WORK TO DO:
Your task is to repeat the entries exactly. Leave the pictures out.

DATA LISTING:
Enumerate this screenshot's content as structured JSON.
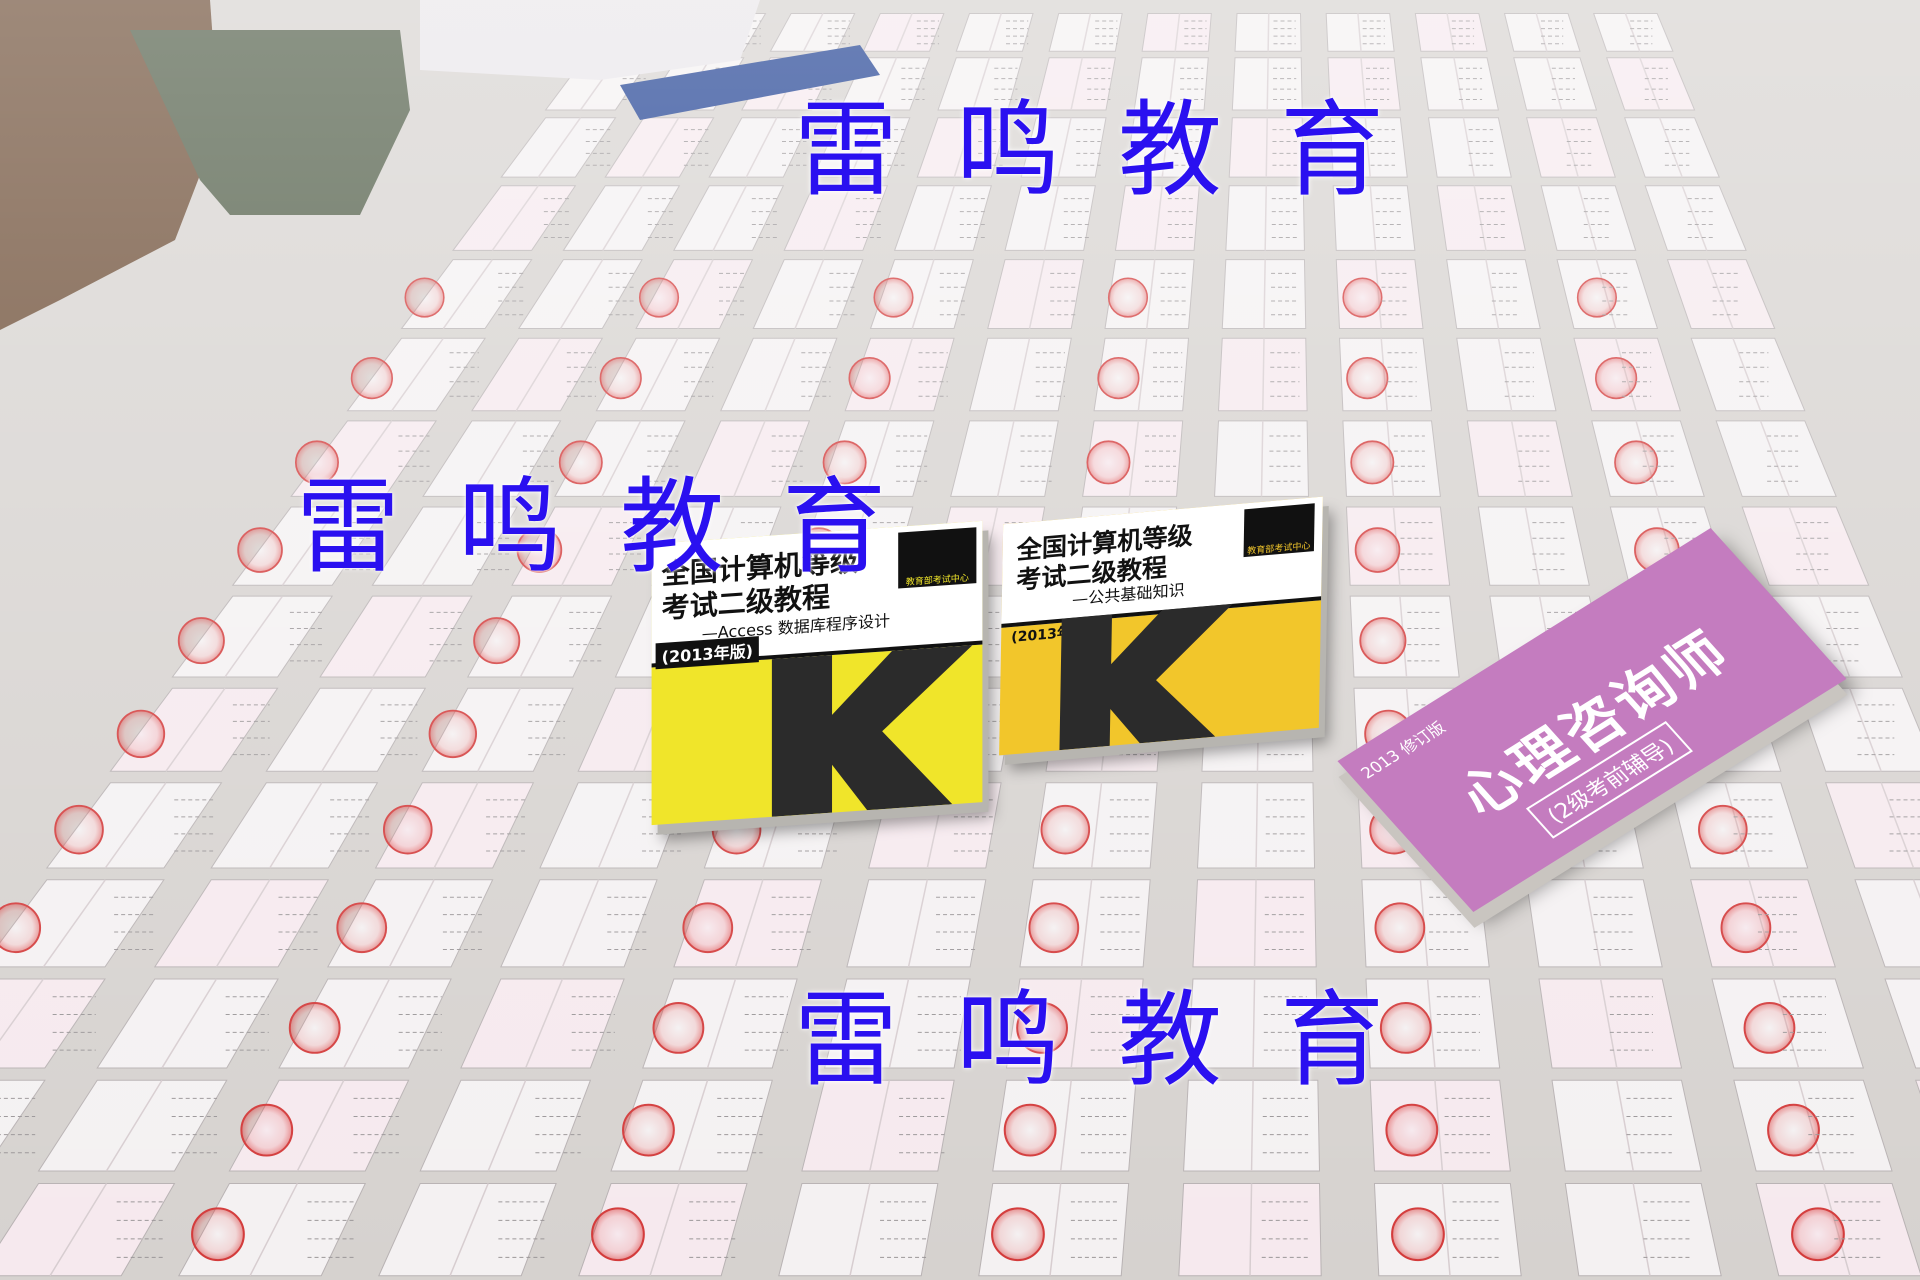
{
  "watermark": {
    "text": "雷鸣教育",
    "color": "#2a10f0"
  },
  "books": [
    {
      "title_line1": "全国计算机等级",
      "title_line2": "考试二级教程",
      "subtitle": "—Access 数据库程序设计",
      "edition": "(2013年版)",
      "badge": "教育部考试中心",
      "cover_color": "#f0e52a"
    },
    {
      "title_line1": "全国计算机等级",
      "title_line2": "考试二级教程",
      "subtitle": "—公共基础知识",
      "edition": "(2013年版)",
      "badge": "教育部考试中心",
      "cover_color": "#f2c62b"
    },
    {
      "edition": "2013 修订版",
      "title": "心理咨询师",
      "subtitle": "(2级考前辅导)",
      "cover_color": "#c47cbf"
    }
  ]
}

FULL OUTPUT:
Enumerate this screenshot's content as structured JSON.
{
  "watermark": {
    "text": "雷鸣教育",
    "color": "#2a10f0"
  },
  "books": [
    {
      "title_line1": "全国计算机等级",
      "title_line2": "考试二级教程",
      "subtitle": "—Access 数据库程序设计",
      "edition": "(2013年版)",
      "badge": "教育部考试中心",
      "cover_color": "#f0e52a"
    },
    {
      "title_line1": "全国计算机等级",
      "title_line2": "考试二级教程",
      "subtitle": "—公共基础知识",
      "edition": "(2013年版)",
      "badge": "教育部考试中心",
      "cover_color": "#f2c62b"
    },
    {
      "edition": "2013 修订版",
      "title": "心理咨询师",
      "subtitle": "(2级考前辅导)",
      "cover_color": "#c47cbf"
    }
  ]
}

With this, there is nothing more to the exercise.